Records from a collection
☆ ☆ ☆
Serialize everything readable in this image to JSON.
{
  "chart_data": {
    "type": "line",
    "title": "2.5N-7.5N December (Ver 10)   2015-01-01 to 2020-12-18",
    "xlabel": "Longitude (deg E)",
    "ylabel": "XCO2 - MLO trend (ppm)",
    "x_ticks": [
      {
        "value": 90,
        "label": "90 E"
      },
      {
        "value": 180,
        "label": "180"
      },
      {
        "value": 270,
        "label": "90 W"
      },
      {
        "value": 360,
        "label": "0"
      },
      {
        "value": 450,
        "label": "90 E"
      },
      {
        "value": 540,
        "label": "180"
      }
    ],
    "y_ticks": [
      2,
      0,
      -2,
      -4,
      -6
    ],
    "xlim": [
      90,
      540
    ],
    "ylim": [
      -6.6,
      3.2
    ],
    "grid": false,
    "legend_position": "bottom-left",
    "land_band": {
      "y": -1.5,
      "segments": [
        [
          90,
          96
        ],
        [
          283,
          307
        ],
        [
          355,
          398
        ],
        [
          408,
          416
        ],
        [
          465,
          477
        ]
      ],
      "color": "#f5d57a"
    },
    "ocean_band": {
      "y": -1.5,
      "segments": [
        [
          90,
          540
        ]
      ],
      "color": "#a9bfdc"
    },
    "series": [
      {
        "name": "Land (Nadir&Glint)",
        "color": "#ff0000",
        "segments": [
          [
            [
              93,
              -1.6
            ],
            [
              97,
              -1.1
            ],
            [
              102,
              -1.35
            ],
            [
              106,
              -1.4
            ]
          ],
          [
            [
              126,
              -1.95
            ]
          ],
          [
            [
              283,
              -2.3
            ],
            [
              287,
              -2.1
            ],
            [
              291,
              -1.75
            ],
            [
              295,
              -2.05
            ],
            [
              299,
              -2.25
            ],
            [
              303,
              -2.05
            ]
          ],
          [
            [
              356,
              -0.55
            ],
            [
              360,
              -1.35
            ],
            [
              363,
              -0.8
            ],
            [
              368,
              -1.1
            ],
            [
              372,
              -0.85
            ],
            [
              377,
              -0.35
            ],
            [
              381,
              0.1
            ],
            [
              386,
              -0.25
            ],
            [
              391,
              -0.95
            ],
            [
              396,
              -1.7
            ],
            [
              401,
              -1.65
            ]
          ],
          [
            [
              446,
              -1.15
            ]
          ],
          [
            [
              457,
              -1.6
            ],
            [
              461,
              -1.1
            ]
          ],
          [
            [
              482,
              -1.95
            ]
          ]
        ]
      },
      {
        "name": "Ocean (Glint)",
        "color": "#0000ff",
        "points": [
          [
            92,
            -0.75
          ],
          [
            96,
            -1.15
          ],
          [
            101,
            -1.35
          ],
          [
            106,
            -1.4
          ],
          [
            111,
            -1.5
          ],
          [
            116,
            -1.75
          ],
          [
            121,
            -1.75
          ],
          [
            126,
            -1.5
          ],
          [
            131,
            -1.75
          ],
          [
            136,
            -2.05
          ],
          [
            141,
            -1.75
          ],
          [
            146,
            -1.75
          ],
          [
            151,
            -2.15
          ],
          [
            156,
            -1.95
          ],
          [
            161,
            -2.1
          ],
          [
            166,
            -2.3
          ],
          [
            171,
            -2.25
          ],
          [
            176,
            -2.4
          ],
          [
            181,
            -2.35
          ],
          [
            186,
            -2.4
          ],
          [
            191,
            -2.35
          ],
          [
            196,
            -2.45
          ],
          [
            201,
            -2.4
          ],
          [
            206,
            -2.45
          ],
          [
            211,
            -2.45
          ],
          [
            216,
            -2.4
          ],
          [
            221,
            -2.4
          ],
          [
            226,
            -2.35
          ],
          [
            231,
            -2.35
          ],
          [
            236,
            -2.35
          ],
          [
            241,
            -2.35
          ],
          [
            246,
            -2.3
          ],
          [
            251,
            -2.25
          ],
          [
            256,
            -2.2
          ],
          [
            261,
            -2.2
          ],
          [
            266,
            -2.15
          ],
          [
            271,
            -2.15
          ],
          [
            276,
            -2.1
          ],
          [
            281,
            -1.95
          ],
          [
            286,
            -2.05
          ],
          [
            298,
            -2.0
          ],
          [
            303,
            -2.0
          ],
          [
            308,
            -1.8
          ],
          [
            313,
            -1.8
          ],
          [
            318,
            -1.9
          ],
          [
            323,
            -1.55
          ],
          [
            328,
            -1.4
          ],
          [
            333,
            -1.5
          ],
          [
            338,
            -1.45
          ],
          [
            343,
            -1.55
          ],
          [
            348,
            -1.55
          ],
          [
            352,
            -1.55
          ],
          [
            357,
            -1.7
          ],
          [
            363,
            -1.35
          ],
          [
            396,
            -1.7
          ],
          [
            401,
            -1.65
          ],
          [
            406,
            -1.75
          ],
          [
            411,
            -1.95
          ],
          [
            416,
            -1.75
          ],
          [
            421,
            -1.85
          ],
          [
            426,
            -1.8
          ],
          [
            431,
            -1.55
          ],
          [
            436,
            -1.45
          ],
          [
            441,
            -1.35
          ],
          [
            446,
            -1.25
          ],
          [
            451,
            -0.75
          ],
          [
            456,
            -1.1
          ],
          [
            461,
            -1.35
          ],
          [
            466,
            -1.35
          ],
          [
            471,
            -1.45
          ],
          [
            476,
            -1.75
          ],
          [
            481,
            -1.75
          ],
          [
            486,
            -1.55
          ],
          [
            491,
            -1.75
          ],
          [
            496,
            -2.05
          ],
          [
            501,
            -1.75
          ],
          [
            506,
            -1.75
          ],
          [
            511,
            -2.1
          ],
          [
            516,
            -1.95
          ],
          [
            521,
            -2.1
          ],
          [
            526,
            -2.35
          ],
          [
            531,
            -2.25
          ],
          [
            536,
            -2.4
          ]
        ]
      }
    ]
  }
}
☆ ☆ ☆
§ **Given problem**:
Which lines above contain the word "color"? Copy each of them.

§ **Result of the exercise**:
      "color": "#f5d57a"
      "color": "#a9bfdc"
        "color": "#ff0000",
        "color": "#0000ff",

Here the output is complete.